▸ AUFGABEN:
1. Gib aus den Anmerkungen zu Seitenelementen den Abschnitt unverändert wieder, der mit der ersten Zeile beginnt und mit der Zeile endet, die „arrow-right-icon <box>719 223 725 231</box>“ enthält. Beide Endzeilen gehören dazu.
2. Schreibe den Fahrbericht über die Streetfighter V4 im Anschluss an seinen letzten Satz fort.

▸ BEREITGESTELLTER TEXT:
────────────────

Stadt und Alltag: Überraschung!

Jetzt aber ran an die Bouletten! Ich nehme Platz und stelle fest: Die Streetfighter V4 ist kein kleines Bike. Mit meinen 174 cm erreiche ich den Asphalt mühelos, wenngleich nicht mit vollständig abgelegten Stiefelsohlen. Der breite Lenker liegt – wie sämtliche Bedienelemente – gut zur Hand, der Torso nimmt eine leicht über den 16-Liter-Tank gebeugte Haltung ein.

 

Der respekteinflössende V4-Donner ist bekannt und in puncto Volumen – zumindest aus Fahrerperspektive – sicher nicht von der zurückhaltenden Sorte. Als aufdringlich würde ich die Lebenszeichen des V4 allerdings auch nicht bezeichnen. Am Lichtsignal werde ich dann Zeuge einer akustischen Streetfighter-Eigenheit: Und zwar klingt der V4 plötzlich gedämpft und viel leiser – als hätte ich Druck auf den Ohren. Der Grund: Um einer Überhitzung des Motors vorzubeugen, wird im Leerlauf die diesbezüglich exponiertere, hintere Zylinderbank ausgeknipst, sodass der Vierzylinder nur auf den vorderen beiden Pötten läuft.

 

 

Am meisten erstaunt mich, wie einfach, ungestresst und unverkrampft sich die Streetfighter in der City bewegen lässt. Ich kann problemlos und ohne Gestottere des kultivierten und ab 2500/min mit lobenswertem Rundlauf werkelnden V4 durch 30er-Zonen gondeln, wobei der Reaktor immerzu vorbildlich-sanft ans Gas geht. Und zwar unabhängig vom angesetzten Speed. Im Sport-Modus hängt er schon eine Spur direkter am Gas; ein Problem ergibt sich dadurch allerdings nicht.

 

Die 155 PS des Street-Modus reichen im Alltag auf der öffentlichen Strasse bei Weitem. Auch, weil gegenüber dem Sport-Modus in der unteren Hälfte des Drehzahlspektrums praktisch keine Unterschiede auszumachen sind, sprich, die Streetfighter V4 bietet in jeder Lebenslage Druck … und zwar im Überfluss. Die Leistungsabgabe bleibt dabei aber immer linear und berechenbar. Wie sich der Desmosedici Stradale in der Streetfighter ab 8000/min gibt, wird sich hoffentlich in Bälde auf der Rennstrecke zeigen.

 

Auch die Assistenzsysteme arbeiten allesamt erstklassig – intervenieren nie störend. Im Gegenteil habe ich trotz kühlen Temperaturen – und das ist sicher auch ein Verdienst der versierten Pirelli  Diablo Rosso Corsa II – immer sehr viel Vertrauen in alles, was sich unter mir abspielt.

────────────────

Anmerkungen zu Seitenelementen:
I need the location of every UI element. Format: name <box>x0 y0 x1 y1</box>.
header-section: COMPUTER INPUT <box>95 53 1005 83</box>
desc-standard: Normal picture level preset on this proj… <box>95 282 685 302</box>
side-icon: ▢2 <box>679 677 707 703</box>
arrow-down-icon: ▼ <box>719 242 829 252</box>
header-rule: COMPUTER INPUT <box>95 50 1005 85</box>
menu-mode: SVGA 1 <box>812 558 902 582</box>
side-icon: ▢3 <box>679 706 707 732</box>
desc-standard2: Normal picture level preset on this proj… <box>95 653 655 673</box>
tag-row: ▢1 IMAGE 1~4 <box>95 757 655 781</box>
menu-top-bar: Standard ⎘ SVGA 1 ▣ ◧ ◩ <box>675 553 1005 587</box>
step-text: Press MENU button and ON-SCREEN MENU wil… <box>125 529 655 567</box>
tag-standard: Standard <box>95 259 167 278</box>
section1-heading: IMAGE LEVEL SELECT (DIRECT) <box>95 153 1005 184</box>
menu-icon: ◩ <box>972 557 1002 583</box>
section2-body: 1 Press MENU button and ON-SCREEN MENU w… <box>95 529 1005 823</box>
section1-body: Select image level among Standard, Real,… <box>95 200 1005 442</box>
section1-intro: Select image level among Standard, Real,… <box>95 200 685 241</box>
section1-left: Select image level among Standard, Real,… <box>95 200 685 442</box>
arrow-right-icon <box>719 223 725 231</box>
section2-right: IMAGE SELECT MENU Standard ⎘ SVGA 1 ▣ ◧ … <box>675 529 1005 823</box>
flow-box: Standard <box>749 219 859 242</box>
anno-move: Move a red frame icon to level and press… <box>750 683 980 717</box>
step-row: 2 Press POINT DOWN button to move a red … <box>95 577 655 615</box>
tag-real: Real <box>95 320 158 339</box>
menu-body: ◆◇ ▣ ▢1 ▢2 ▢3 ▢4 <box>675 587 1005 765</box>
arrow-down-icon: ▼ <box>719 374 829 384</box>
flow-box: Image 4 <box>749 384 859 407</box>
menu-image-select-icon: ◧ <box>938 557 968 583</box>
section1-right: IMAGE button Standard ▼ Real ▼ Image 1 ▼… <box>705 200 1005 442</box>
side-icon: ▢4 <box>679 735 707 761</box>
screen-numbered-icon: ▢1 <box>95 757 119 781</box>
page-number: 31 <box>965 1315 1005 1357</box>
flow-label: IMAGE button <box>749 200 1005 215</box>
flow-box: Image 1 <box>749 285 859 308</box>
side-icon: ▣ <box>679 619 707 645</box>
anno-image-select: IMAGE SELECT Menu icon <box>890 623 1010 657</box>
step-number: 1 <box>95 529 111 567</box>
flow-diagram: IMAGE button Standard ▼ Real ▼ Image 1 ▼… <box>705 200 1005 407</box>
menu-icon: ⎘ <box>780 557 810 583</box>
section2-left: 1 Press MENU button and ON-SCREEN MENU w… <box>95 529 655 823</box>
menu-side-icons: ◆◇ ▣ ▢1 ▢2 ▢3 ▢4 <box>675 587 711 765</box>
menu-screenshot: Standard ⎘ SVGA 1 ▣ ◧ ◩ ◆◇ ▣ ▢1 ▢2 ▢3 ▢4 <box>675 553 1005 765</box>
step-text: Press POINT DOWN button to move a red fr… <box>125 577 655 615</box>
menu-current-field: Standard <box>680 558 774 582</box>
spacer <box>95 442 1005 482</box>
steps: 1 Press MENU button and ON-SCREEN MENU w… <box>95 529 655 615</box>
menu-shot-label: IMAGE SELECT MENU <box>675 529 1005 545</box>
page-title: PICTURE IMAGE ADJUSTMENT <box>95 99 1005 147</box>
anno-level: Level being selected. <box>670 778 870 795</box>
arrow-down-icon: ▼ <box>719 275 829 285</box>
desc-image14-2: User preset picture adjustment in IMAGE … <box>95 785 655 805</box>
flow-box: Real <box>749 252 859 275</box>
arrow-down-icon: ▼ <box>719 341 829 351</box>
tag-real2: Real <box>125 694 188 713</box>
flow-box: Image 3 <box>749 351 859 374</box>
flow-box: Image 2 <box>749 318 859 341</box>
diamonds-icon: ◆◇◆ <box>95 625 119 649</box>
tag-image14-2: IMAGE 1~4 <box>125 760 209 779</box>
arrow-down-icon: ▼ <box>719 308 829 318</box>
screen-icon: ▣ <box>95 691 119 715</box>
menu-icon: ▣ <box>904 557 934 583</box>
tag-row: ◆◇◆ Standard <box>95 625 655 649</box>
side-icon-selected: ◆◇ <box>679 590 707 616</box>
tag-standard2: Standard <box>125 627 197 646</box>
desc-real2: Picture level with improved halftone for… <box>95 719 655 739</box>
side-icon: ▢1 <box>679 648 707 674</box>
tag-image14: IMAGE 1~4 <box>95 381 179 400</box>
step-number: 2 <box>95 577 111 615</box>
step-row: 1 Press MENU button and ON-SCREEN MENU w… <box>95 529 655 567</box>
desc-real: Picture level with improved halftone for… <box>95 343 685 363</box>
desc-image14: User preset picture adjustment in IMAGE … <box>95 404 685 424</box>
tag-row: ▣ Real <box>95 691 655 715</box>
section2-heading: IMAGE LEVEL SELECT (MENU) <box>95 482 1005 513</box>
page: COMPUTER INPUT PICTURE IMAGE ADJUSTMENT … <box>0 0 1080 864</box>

────────────────

▸ ERGEBNISSE JE AUFGABE:
1.
I need the location of every UI element. Format: name <box>x0 y0 x1 y1</box>.
header-section: COMPUTER INPUT <box>95 53 1005 83</box>
desc-standard: Normal picture level preset on this proj… <box>95 282 685 302</box>
side-icon: ▢2 <box>679 677 707 703</box>
arrow-down-icon: ▼ <box>719 242 829 252</box>
header-rule: COMPUTER INPUT <box>95 50 1005 85</box>
menu-mode: SVGA 1 <box>812 558 902 582</box>
side-icon: ▢3 <box>679 706 707 732</box>
desc-standard2: Normal picture level preset on this proj… <box>95 653 655 673</box>
tag-row: ▢1 IMAGE 1~4 <box>95 757 655 781</box>
menu-top-bar: Standard ⎘ SVGA 1 ▣ ◧ ◩ <box>675 553 1005 587</box>
step-text: Press MENU button and ON-SCREEN MENU wil… <box>125 529 655 567</box>
tag-standard: Standard <box>95 259 167 278</box>
section1-heading: IMAGE LEVEL SELECT (DIRECT) <box>95 153 1005 184</box>
menu-icon: ◩ <box>972 557 1002 583</box>
section2-body: 1 Press MENU button and ON-SCREEN MENU w… <box>95 529 1005 823</box>
section1-body: Select image level among Standard, Real,… <box>95 200 1005 442</box>
section1-intro: Select image level among Standard, Real,… <box>95 200 685 241</box>
section1-left: Select image level among Standard, Real,… <box>95 200 685 442</box>
arrow-right-icon <box>719 223 725 231</box>

2.
Handling und Stabilität in Harmonie

Sicher spielt hier auch die Performance des Fahrwerks eine entscheidende Rolle. Das Feedback ist glasklar – sowohl die NIX-30-Gabel wie auch das TTX-36-Federbein von Öhlins dämpfen höchst effizient und scheinen mit enormen Reserven aufzuwarten. Von der laufenden Einstellarbeit des adaptiven Fahrwerks merke ich in der Praxis nichts, und das ist gut so.

 

Sicher ist die Streetfighter V4 in puncto Chassis eher auf der handlichen Seite des Spektrums einzuordnen, bietet aber dennoch einen berauschend gut getroffenen, süffigen Mix aus Handling und Stabilität. Selbst in der fiesesten Haarnadelkurve, die unsere Normrunde auf Lager hat – steil bergauf und mit Unebenheiten garniert –, gibt sich die V4 keine Blösse und zieht, ohne sich kippelig zu geben, souverän ihren Strich. Einzig bei resoluten Bremsmanövern bis an den Kurvenscheitel macht sich ein leichtes Aufstellmoment bemerkbar.

 

Was auf der Streetfighter V4 S aber am meisten Spass macht, sind klar flüssige Wechselkurven. Du pfefferst aus der Kehre, triffst ohne jegliches Unter- oder Übersteuern die anvisierte Linie, legst dir präzis die nächste Kurve zurecht, schaltest dazwischen zweimal via den sauber funktionierenden, bidirektionalen Quickshifter hoch – bröööh, bröööh, die Streetfighter stürmt ohne jeglichen Unterbruch beim Kraftfluss nach vorn –, mit leichtem Impuls die nächste Kurve einleiten, zack!, in die Eisen und rein ins Vergnügen! Dieses flüssige Aneinanderreihen von Kurven, Beschleunigungsphasen, Schalt- und Bremsmanövern, wobei jeder Zustand flüssig in den nächsten übergeht – das ist Flow-Erlebnis in Reinkultur!

 

 

Wer braucht denn eine Panigale?

Auch bei den Bremsen haben die Verantwortlichen voll ins Schwarze getroffen. Die Ansprache der Stylema-Brembos gibt sich durchaus human, also nicht zu giftig, und das ist für ein Strassenbike gut so. Die Verzögerungswerte sind auf Wunsch aber brachial. Das ABS? Neutral, unauffällig.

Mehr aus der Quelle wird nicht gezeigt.